Aim of the task: Copy out everything from the start of the material down to the line containing "ma50-last-value: 1.90 <box>645", both of those lines included, keeping every character unchanged.

Material:
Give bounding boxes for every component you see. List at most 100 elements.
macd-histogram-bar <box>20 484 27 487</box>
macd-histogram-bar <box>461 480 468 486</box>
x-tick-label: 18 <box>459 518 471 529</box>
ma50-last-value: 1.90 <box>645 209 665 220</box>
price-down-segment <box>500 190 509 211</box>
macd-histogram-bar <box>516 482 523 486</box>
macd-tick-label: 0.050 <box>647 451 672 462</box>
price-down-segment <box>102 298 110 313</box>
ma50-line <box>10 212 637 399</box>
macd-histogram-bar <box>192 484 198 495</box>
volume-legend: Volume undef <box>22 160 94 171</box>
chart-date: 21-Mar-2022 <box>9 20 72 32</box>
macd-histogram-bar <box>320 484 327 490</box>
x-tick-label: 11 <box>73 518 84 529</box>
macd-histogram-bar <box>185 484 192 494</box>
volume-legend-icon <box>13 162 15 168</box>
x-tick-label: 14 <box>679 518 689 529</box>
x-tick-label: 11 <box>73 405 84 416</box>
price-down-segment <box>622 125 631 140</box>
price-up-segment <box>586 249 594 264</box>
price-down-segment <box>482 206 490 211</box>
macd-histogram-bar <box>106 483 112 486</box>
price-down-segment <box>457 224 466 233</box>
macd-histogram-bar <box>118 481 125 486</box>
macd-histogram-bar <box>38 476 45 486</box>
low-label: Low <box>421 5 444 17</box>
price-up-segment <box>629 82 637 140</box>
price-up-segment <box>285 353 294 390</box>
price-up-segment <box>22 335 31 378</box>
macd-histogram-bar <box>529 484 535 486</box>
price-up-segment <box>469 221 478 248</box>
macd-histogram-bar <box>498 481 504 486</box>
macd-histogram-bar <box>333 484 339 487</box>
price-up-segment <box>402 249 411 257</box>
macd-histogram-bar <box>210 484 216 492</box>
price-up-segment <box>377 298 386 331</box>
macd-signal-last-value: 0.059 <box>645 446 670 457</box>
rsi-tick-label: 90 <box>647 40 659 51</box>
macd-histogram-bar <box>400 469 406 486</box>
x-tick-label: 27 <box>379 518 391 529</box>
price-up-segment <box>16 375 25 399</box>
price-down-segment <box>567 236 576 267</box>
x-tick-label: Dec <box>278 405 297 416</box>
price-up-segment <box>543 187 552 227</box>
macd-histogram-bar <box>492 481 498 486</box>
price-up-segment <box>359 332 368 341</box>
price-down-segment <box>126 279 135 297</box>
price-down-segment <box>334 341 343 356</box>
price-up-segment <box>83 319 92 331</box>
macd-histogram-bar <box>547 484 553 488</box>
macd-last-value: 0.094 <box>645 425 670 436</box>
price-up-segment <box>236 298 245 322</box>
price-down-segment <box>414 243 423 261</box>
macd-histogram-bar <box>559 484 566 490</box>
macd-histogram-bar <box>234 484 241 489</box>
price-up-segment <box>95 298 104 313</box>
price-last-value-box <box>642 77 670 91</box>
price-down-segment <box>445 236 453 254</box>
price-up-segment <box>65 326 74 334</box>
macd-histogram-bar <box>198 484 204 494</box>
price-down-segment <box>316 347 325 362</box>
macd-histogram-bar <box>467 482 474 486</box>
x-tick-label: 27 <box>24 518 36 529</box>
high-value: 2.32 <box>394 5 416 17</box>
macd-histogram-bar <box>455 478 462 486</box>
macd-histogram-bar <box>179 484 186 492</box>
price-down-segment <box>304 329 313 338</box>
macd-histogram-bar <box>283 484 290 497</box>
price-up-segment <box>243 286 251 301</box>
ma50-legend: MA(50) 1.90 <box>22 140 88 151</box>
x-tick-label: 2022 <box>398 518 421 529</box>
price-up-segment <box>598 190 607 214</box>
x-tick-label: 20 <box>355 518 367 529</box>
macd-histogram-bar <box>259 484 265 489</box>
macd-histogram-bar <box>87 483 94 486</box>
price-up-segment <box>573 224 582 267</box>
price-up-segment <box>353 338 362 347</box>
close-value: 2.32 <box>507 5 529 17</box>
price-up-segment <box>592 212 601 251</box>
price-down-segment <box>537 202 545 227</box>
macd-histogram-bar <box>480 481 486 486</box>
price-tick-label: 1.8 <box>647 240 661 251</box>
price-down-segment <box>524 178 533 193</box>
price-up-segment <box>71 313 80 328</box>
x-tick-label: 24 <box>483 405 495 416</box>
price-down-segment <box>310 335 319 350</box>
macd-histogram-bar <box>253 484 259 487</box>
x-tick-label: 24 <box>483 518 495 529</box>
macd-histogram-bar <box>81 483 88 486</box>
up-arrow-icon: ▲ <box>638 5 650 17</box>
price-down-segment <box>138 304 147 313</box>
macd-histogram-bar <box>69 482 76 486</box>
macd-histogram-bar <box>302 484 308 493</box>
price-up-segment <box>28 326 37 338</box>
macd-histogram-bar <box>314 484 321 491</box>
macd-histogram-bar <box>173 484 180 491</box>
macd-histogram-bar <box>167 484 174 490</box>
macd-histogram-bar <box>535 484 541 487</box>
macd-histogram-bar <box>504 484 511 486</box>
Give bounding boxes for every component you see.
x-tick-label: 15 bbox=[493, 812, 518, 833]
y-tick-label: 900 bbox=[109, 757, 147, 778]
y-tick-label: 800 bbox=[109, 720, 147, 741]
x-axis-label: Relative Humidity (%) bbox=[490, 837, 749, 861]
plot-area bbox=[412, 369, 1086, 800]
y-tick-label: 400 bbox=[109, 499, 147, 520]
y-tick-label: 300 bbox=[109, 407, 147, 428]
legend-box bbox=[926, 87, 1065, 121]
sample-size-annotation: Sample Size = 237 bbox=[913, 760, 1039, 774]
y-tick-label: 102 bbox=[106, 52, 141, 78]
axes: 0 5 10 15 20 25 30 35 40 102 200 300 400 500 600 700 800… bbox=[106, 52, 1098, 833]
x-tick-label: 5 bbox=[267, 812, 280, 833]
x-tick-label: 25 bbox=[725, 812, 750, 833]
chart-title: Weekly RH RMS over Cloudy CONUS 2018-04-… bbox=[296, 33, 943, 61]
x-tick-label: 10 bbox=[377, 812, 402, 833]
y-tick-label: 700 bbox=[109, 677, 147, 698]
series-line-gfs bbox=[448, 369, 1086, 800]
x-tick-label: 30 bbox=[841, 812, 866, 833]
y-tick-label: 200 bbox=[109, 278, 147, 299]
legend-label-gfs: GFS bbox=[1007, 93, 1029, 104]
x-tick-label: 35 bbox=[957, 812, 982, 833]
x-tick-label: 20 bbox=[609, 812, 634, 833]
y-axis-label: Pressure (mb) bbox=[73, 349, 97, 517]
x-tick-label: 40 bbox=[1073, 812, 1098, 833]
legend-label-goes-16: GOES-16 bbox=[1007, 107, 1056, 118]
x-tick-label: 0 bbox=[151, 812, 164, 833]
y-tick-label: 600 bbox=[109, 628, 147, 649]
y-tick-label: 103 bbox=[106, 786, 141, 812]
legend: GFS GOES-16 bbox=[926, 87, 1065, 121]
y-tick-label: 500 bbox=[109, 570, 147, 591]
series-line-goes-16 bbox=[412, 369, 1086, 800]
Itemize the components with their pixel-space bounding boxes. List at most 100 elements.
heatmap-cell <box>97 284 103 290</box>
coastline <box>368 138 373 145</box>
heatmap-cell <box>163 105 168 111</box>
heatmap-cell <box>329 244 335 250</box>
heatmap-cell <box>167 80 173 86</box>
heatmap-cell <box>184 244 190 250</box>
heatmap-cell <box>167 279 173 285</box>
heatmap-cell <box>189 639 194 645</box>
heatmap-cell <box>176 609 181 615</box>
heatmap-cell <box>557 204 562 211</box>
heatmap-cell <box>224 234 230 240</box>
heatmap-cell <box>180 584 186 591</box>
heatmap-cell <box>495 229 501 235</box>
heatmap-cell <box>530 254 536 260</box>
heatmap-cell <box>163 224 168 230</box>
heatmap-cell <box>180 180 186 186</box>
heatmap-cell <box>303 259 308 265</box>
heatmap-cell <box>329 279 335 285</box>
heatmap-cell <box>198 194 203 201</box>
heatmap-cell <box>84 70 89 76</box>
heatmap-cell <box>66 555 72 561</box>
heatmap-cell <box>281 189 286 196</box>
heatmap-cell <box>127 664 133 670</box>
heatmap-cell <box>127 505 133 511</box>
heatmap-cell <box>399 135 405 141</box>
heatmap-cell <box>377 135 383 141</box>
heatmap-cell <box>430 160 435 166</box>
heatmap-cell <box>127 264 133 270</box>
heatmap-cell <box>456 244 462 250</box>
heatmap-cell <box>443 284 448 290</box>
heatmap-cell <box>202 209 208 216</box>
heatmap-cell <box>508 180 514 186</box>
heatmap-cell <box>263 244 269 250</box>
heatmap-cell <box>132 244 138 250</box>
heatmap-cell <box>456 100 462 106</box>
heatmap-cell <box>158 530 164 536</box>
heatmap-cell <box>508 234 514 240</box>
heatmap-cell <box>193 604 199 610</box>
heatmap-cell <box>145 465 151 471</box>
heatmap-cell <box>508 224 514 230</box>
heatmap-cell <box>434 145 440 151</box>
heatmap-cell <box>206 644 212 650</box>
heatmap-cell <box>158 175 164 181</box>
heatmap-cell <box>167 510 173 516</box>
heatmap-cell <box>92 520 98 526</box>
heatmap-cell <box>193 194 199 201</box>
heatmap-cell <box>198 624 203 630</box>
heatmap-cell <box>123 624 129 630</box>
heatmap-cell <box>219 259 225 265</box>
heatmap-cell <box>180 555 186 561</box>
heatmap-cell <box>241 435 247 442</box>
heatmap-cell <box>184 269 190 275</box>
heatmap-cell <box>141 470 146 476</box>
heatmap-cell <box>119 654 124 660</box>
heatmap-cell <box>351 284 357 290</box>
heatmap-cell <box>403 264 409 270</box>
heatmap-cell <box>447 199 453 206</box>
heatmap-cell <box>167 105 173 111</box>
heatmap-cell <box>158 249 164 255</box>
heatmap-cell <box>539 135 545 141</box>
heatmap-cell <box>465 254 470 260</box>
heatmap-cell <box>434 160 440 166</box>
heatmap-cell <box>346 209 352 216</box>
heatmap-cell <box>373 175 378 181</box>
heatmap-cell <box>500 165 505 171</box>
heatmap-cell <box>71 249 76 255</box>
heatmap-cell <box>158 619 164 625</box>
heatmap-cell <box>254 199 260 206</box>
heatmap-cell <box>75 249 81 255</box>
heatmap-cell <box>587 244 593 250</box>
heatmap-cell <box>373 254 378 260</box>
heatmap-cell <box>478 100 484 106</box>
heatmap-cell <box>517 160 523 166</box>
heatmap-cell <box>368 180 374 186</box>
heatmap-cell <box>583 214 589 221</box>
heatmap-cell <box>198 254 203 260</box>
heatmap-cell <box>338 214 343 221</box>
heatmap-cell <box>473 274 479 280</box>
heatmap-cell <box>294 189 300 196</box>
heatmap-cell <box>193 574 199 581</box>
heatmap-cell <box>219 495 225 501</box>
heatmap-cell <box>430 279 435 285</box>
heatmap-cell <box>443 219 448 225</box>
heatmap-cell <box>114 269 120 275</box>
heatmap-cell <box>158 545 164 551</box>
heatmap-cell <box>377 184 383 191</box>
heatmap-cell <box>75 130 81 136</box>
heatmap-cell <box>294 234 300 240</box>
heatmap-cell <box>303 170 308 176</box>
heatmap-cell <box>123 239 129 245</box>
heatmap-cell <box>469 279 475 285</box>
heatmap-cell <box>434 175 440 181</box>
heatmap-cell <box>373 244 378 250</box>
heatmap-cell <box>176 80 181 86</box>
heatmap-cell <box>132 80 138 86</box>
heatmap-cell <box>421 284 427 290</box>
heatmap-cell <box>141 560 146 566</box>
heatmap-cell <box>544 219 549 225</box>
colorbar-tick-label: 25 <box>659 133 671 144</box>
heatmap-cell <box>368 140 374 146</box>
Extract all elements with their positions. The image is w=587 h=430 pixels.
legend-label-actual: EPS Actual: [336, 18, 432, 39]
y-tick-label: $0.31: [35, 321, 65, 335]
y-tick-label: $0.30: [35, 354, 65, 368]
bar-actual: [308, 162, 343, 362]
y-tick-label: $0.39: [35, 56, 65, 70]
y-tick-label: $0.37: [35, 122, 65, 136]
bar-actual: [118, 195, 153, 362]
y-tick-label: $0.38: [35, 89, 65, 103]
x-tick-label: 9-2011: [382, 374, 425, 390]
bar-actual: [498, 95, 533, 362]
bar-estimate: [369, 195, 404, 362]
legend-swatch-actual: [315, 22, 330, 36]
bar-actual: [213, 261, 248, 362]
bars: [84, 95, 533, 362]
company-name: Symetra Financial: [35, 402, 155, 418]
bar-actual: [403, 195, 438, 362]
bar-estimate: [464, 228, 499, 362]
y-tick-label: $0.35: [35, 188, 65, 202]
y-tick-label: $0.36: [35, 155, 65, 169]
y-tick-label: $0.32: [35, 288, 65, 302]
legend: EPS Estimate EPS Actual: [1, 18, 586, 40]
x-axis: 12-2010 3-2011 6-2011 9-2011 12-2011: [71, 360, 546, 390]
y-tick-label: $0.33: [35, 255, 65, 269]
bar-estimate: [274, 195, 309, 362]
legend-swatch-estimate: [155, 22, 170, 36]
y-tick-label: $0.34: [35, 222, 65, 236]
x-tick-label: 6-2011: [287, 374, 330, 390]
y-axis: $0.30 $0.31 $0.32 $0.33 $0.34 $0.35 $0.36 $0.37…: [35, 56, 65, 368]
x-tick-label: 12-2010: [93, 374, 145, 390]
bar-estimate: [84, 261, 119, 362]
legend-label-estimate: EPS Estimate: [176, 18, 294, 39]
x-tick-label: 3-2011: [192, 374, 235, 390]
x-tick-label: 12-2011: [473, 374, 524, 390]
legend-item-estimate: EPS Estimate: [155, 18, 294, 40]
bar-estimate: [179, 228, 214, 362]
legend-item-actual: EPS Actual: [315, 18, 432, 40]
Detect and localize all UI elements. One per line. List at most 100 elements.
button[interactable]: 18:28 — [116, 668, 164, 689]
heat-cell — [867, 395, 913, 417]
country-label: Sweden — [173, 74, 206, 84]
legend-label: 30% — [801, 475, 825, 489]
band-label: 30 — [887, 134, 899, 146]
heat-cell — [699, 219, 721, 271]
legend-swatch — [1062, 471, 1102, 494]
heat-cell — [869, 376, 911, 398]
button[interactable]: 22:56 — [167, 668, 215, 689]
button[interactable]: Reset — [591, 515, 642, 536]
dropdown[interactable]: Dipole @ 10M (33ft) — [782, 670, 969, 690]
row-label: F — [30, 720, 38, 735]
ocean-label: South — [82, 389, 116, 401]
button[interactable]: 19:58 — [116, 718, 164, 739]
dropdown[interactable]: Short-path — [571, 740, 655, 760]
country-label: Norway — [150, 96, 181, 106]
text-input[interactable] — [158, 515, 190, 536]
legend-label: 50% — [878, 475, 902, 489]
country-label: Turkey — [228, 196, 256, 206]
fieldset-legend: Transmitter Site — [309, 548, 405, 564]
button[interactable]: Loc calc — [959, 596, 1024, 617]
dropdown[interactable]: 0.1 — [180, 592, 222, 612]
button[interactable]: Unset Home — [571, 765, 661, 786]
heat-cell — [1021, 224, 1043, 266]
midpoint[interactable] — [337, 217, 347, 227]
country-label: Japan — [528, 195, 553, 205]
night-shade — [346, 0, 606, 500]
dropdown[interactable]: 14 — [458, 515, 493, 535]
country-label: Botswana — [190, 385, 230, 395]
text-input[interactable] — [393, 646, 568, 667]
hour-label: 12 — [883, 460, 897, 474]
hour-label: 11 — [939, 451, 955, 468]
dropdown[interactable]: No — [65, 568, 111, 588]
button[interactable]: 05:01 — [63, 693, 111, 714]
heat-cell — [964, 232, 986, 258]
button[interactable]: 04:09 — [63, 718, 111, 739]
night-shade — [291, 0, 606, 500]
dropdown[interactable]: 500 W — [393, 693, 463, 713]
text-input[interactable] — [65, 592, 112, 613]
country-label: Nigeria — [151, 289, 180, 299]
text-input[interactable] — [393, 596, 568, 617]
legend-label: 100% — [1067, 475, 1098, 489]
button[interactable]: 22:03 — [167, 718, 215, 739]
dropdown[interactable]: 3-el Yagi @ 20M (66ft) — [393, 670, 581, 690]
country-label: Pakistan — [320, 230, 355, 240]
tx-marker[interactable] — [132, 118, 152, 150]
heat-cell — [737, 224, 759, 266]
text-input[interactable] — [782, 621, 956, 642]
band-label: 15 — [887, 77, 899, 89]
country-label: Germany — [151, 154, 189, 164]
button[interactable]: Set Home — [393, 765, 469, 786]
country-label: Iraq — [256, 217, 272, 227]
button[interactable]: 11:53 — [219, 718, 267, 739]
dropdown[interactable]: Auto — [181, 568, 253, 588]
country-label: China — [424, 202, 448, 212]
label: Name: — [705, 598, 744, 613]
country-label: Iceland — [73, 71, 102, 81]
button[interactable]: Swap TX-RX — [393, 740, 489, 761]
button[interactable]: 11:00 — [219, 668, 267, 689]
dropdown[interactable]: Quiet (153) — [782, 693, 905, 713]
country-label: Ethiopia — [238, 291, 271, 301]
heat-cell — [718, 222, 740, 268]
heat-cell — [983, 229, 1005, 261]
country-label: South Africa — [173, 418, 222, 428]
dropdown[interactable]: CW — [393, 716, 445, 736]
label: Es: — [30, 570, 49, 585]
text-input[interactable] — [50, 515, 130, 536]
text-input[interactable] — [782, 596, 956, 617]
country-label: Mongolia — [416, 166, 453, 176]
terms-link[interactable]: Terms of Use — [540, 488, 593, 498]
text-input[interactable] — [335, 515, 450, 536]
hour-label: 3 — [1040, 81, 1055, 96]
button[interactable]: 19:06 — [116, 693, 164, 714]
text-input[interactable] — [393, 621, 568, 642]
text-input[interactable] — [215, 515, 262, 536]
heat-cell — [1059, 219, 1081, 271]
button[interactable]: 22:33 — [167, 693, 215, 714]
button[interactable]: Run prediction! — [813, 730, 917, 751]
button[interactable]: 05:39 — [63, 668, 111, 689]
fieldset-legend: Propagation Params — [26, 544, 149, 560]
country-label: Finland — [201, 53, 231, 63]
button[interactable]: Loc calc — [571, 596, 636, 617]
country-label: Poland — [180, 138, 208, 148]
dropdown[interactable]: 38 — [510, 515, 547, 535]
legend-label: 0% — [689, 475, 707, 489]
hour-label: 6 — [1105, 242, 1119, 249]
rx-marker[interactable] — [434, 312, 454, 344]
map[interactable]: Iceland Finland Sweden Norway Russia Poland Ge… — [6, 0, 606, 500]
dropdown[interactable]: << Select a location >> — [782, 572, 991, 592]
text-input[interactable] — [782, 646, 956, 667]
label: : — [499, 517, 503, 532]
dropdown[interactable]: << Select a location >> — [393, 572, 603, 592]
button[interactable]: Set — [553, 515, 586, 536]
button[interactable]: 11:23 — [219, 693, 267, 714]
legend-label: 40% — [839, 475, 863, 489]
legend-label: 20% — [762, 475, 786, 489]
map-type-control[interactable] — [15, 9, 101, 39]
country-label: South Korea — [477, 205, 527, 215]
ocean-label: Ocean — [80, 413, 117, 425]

Response to the task:
Give bounding boxes for every component you see. List at most 100 elements.
macd-histogram-bar <box>20 484 27 487</box>
macd-histogram-bar <box>461 480 468 486</box>
x-tick-label: 18 <box>459 518 471 529</box>
ma50-last-value: 1.90 <box>645 209 665 220</box>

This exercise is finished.